### WHAT YOU WILL DO
Repeat every line of the data exactly, but not the pictures.

### TASK INPUT
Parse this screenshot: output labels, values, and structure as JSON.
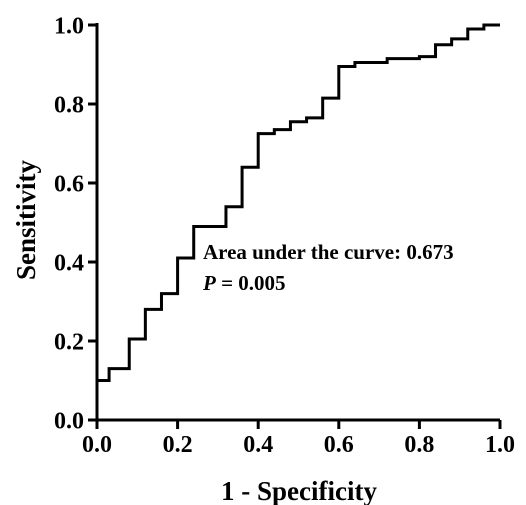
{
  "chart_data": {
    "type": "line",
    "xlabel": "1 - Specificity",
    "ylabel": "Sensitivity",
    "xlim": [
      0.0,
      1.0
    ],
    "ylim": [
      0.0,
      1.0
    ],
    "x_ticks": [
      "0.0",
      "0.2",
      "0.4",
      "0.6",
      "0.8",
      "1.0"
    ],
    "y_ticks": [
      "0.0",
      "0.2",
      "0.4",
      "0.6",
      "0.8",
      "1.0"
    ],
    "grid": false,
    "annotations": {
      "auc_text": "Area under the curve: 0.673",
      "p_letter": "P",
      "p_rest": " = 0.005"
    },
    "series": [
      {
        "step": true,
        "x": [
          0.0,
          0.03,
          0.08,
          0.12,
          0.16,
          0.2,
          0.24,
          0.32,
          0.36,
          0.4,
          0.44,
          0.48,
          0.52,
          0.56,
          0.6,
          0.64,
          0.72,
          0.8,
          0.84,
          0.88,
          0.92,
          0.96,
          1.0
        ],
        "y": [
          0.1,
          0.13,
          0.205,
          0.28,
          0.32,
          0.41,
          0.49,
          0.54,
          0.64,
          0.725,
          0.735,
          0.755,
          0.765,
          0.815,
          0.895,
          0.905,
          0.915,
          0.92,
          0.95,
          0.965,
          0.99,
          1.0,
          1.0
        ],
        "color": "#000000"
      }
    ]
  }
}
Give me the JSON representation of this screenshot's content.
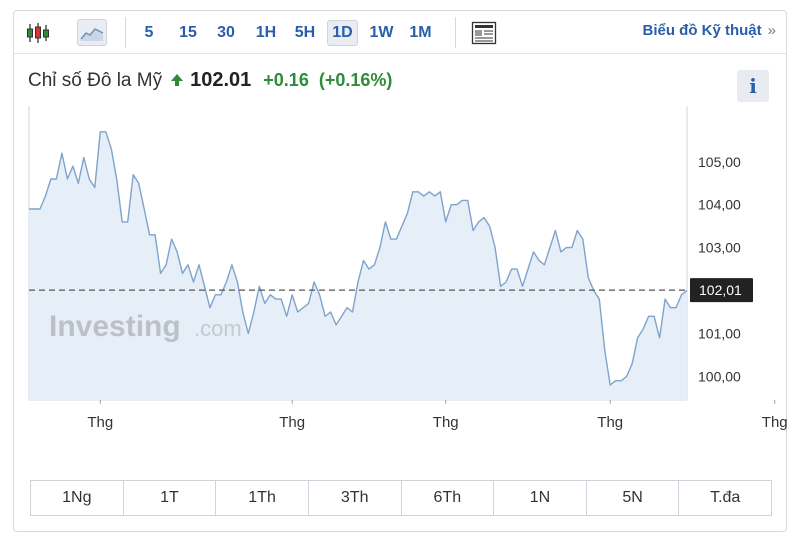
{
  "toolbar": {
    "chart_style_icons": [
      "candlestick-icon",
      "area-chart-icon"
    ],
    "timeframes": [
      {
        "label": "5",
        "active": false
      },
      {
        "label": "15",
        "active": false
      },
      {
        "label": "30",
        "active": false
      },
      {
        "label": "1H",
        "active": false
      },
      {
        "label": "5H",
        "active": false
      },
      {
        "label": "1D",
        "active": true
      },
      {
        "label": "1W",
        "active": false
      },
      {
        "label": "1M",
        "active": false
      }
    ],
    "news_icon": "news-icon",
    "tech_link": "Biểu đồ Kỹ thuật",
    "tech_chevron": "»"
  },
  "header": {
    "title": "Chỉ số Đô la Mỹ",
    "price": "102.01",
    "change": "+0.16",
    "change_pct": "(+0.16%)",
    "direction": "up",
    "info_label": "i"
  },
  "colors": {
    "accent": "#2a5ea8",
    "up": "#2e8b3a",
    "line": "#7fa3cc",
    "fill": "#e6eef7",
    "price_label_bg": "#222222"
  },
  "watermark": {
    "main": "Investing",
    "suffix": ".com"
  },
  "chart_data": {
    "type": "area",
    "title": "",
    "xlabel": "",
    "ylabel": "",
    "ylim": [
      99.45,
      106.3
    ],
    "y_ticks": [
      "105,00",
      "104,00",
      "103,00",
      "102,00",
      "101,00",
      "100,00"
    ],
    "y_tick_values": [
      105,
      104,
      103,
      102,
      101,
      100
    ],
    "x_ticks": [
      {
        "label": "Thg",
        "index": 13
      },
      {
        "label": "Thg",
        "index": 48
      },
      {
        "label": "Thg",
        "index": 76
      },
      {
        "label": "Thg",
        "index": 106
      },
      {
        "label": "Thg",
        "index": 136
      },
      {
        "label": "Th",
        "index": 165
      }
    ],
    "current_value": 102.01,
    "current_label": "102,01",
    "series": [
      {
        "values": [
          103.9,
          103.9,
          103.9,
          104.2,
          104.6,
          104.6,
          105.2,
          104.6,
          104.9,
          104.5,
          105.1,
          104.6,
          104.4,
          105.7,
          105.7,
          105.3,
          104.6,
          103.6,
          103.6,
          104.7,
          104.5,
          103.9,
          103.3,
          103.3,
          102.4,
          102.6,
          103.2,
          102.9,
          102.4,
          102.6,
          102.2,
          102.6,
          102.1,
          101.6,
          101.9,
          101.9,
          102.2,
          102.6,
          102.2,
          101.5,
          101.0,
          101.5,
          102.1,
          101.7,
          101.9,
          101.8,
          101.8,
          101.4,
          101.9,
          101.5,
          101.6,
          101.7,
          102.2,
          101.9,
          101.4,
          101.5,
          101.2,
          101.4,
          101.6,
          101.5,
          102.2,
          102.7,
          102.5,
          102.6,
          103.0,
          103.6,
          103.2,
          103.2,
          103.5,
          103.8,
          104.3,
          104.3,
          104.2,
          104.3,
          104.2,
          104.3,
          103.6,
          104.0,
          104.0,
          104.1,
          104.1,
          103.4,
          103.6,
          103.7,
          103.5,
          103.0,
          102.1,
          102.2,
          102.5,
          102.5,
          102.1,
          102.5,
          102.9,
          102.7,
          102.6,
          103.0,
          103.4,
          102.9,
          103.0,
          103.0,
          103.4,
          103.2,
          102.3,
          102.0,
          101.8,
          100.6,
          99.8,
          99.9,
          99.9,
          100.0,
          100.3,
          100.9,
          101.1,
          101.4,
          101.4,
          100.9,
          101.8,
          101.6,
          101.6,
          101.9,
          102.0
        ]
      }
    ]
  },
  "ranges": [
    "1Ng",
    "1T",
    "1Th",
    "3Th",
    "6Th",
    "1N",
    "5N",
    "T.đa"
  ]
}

### EXERCISE RESPONSE
Parse this screenshot: output labels, values, and structure as JSON.
{
  "chart_data": {
    "type": "line",
    "xlabel": "1 - Specificity",
    "ylabel": "Sensitivity",
    "xlim": [
      0.0,
      1.0
    ],
    "ylim": [
      0.0,
      1.0
    ],
    "x_ticks": [
      "0.0",
      "0.2",
      "0.4",
      "0.6",
      "0.8",
      "1.0"
    ],
    "y_ticks": [
      "0.0",
      "0.2",
      "0.4",
      "0.6",
      "0.8",
      "1.0"
    ],
    "grid": false,
    "annotations": {
      "auc_text": "Area under the curve: 0.673",
      "p_letter": "P",
      "p_rest": " = 0.005"
    },
    "series": [
      {
        "step": true,
        "x": [
          0.0,
          0.03,
          0.08,
          0.12,
          0.16,
          0.2,
          0.24,
          0.32,
          0.36,
          0.4,
          0.44,
          0.48,
          0.52,
          0.56,
          0.6,
          0.64,
          0.72,
          0.8,
          0.84,
          0.88,
          0.92,
          0.96,
          1.0
        ],
        "y": [
          0.1,
          0.13,
          0.205,
          0.28,
          0.32,
          0.41,
          0.49,
          0.54,
          0.64,
          0.725,
          0.735,
          0.755,
          0.765,
          0.815,
          0.895,
          0.905,
          0.915,
          0.92,
          0.95,
          0.965,
          0.99,
          1.0,
          1.0
        ],
        "color": "#000000"
      }
    ]
  }
}
Give me the JSON representation of this screenshot's content.
{
  "toolbar": {
    "chart_style_icons": [
      "candlestick-icon",
      "area-chart-icon"
    ],
    "timeframes": [
      {
        "label": "5",
        "active": false
      },
      {
        "label": "15",
        "active": false
      },
      {
        "label": "30",
        "active": false
      },
      {
        "label": "1H",
        "active": false
      },
      {
        "label": "5H",
        "active": false
      },
      {
        "label": "1D",
        "active": true
      },
      {
        "label": "1W",
        "active": false
      },
      {
        "label": "1M",
        "active": false
      }
    ],
    "news_icon": "news-icon",
    "tech_link": "Biểu đồ Kỹ thuật",
    "tech_chevron": "»"
  },
  "header": {
    "title": "Chỉ số Đô la Mỹ",
    "price": "102.01",
    "change": "+0.16",
    "change_pct": "(+0.16%)",
    "direction": "up",
    "info_label": "i"
  },
  "colors": {
    "accent": "#2a5ea8",
    "up": "#2e8b3a",
    "line": "#7fa3cc",
    "fill": "#e6eef7",
    "price_label_bg": "#222222"
  },
  "watermark": {
    "main": "Investing",
    "suffix": ".com"
  },
  "chart_data": {
    "type": "area",
    "title": "",
    "xlabel": "",
    "ylabel": "",
    "ylim": [
      99.45,
      106.3
    ],
    "y_ticks": [
      "105,00",
      "104,00",
      "103,00",
      "102,00",
      "101,00",
      "100,00"
    ],
    "y_tick_values": [
      105,
      104,
      103,
      102,
      101,
      100
    ],
    "x_ticks": [
      {
        "label": "Thg",
        "index": 13
      },
      {
        "label": "Thg",
        "index": 48
      },
      {
        "label": "Thg",
        "index": 76
      },
      {
        "label": "Thg",
        "index": 106
      },
      {
        "label": "Thg",
        "index": 136
      },
      {
        "label": "Th",
        "index": 165
      }
    ],
    "current_value": 102.01,
    "current_label": "102,01",
    "series": [
      {
        "values": [
          103.9,
          103.9,
          103.9,
          104.2,
          104.6,
          104.6,
          105.2,
          104.6,
          104.9,
          104.5,
          105.1,
          104.6,
          104.4,
          105.7,
          105.7,
          105.3,
          104.6,
          103.6,
          103.6,
          104.7,
          104.5,
          103.9,
          103.3,
          103.3,
          102.4,
          102.6,
          103.2,
          102.9,
          102.4,
          102.6,
          102.2,
          102.6,
          102.1,
          101.6,
          101.9,
          101.9,
          102.2,
          102.6,
          102.2,
          101.5,
          101.0,
          101.5,
          102.1,
          101.7,
          101.9,
          101.8,
          101.8,
          101.4,
          101.9,
          101.5,
          101.6,
          101.7,
          102.2,
          101.9,
          101.4,
          101.5,
          101.2,
          101.4,
          101.6,
          101.5,
          102.2,
          102.7,
          102.5,
          102.6,
          103.0,
          103.6,
          103.2,
          103.2,
          103.5,
          103.8,
          104.3,
          104.3,
          104.2,
          104.3,
          104.2,
          104.3,
          103.6,
          104.0,
          104.0,
          104.1,
          104.1,
          103.4,
          103.6,
          103.7,
          103.5,
          103.0,
          102.1,
          102.2,
          102.5,
          102.5,
          102.1,
          102.5,
          102.9,
          102.7,
          102.6,
          103.0,
          103.4,
          102.9,
          103.0,
          103.0,
          103.4,
          103.2,
          102.3,
          102.0,
          101.8,
          100.6,
          99.8,
          99.9,
          99.9,
          100.0,
          100.3,
          100.9,
          101.1,
          101.4,
          101.4,
          100.9,
          101.8,
          101.6,
          101.6,
          101.9,
          102.0
        ]
      }
    ]
  },
  "ranges": [
    "1Ng",
    "1T",
    "1Th",
    "3Th",
    "6Th",
    "1N",
    "5N",
    "T.đa"
  ]
}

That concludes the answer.